§ Data entries:
========================

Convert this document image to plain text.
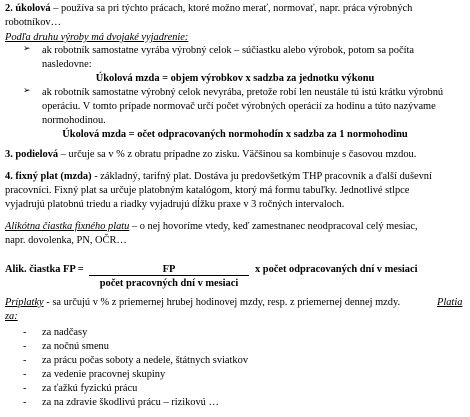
2. úkolová – používa sa pri týchto prácach, ktoré možno merať, normovať, napr. práca výrobných
robotníkov…
Podľa druhu výroby má dvojaké vyjadrenie:
➢ ak robotník samostatne vyrába výrobný celok – súčiastku alebo výrobok, potom sa počíta
nasledovne:
Úkolová mzda = objem výrobkov x sadzba za jednotku výkonu
➢ ak robotník samostatne výrobný celok nevyrába, pretože robí len neustále tú istú krátku výrobnú
operáciu. V tomto prípade normovač určí počet výrobných operácií za hodinu a túto nazývame
normohodinou.
Úkolová mzda = očet odpracovaných normohodín x sadzba za 1 normohodinu
3. podielová – určuje sa v % z obratu prípadne zo zisku. Väčšinou sa kombinuje s časovou mzdou.
4. fixný plat (mzda) - základný, tarifný plat. Dostáva ju predovšetkým THP pracovník a ďalší duševní
pracovníci. Fixný plat sa určuje platobným katalógom, ktorý má formu tabuľky. Jednotlivé stlpce
vyjadrujú platobnú triedu a riadky vyjadrujú dĺžku praxe v 3 ročných intervaloch.
Alikótna čiastka fixného platu – o nej hovoríme vtedy, keď zamestnanec neodpracoval celý mesiac,
napr. dovolenka, PN, OČR…
Alik. čiastka FP =	FP	x počet odpracovaných dní v mesiaci
počet pracovných dní v mesiaci
Príplatky - sa určujú v % z priemernej hrubej hodinovej mzdy, resp. z priemernej dennej mzdy.	Platia
za:
- za nadčasy
- za nočnú smenu
- za prácu počas soboty a nedele, štátnych sviatkov
- za vedenie pracovnej skupiny
- za ťažkú fyzickú prácu
- za na zdravie škodlivú prácu – rizikovú …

========================

§ Your objective: Scan the lines above for "odpracovaných", then copy every one that has it.

§ Output for this task:
Úkolová mzda = očet odpracovaných normohodín x sadzba za 1 normohodinu
Alik. čiastka FP =	FP	x počet odpracovaných dní v mesiaci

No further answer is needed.